◆ WHAT NEEDS TO BE DONE
Which lines in the rows below contain the string "text"? Copy out each of those lines, treating uppercase and lowercase letters as different.

◆ RAW RECORDS
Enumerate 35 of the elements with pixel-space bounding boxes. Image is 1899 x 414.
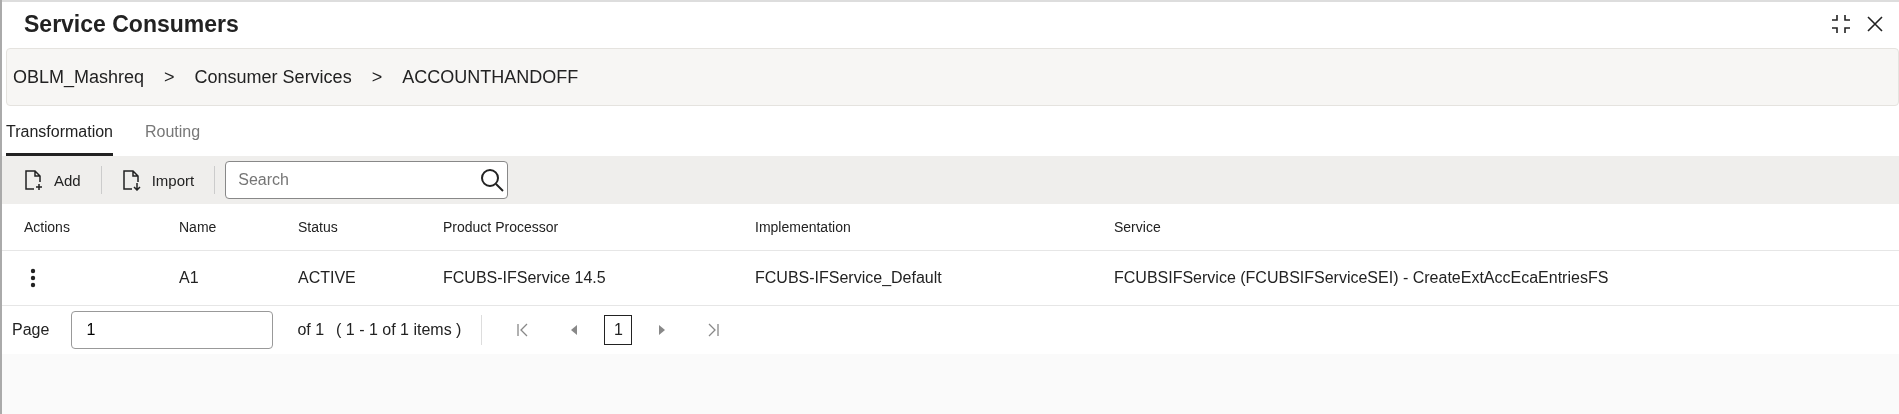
file-download-icon (121, 169, 142, 191)
next-page-icon[interactable] (658, 324, 667, 336)
table-cell-text: ACTIVE (298, 269, 357, 287)
page-field[interactable]: 1 (71, 311, 274, 349)
import-button[interactable]: Import (111, 165, 205, 195)
page-count: of 1 (297, 321, 325, 339)
column-header: Status (298, 219, 339, 235)
column-header: Name (179, 219, 218, 235)
breadcrumb-item[interactable]: ACCOUNTHANDOFF (402, 66, 579, 88)
tab[interactable]: Routing (145, 123, 201, 156)
add-button[interactable]: Add (14, 165, 91, 195)
items-range: ( 1 - 1 of 1 items ) (336, 321, 462, 339)
page-label: Page (12, 321, 50, 339)
table-cell-text: FCUBS-IFService_Default (755, 269, 943, 287)
breadcrumb-item[interactable]: Consumer Services (194, 66, 352, 88)
column-header: Implementation (755, 219, 852, 235)
last-page-icon[interactable] (706, 323, 721, 337)
search-field[interactable]: Search (225, 161, 509, 199)
column-header: Service (1114, 219, 1162, 235)
window-title: Service Consumers (24, 10, 239, 38)
column-header: Actions (24, 219, 71, 235)
search-icon[interactable] (480, 168, 505, 192)
table-cell-text: FCUBSIFService (FCUBSIFServiceSEI) - CreateExtAccEcaEntriesFS (1114, 269, 1610, 287)
column-header: Product Processor (443, 219, 560, 235)
table-cell-text: FCUBS-IFService 14.5 (443, 269, 607, 287)
current-page[interactable]: 1 (604, 315, 633, 345)
previous-page-icon[interactable] (570, 324, 579, 336)
breadcrumb-separator: > (164, 66, 175, 88)
more-vertical-icon[interactable] (30, 268, 36, 288)
table-cell-text: A1 (179, 269, 200, 287)
breadcrumb-item[interactable]: OBLM_Mashreq (13, 66, 145, 88)
file-plus-icon (24, 169, 44, 191)
collapse-icon[interactable] (1831, 14, 1851, 34)
breadcrumb-separator: > (371, 66, 383, 88)
close-icon[interactable] (1867, 16, 1883, 32)
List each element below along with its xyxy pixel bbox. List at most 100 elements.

◆ ANSWER TO THE PROBLEM
table-cell-text: ACTIVE (298, 269, 357, 287)
table-cell-text: FCUBS-IFService_Default (755, 269, 943, 287)
table-cell-text: FCUBSIFService (FCUBSIFServiceSEI) - CreateExtAccEcaEntriesFS (1114, 269, 1610, 287)
table-cell-text: FCUBS-IFService 14.5 (443, 269, 607, 287)
table-cell-text: A1 (179, 269, 200, 287)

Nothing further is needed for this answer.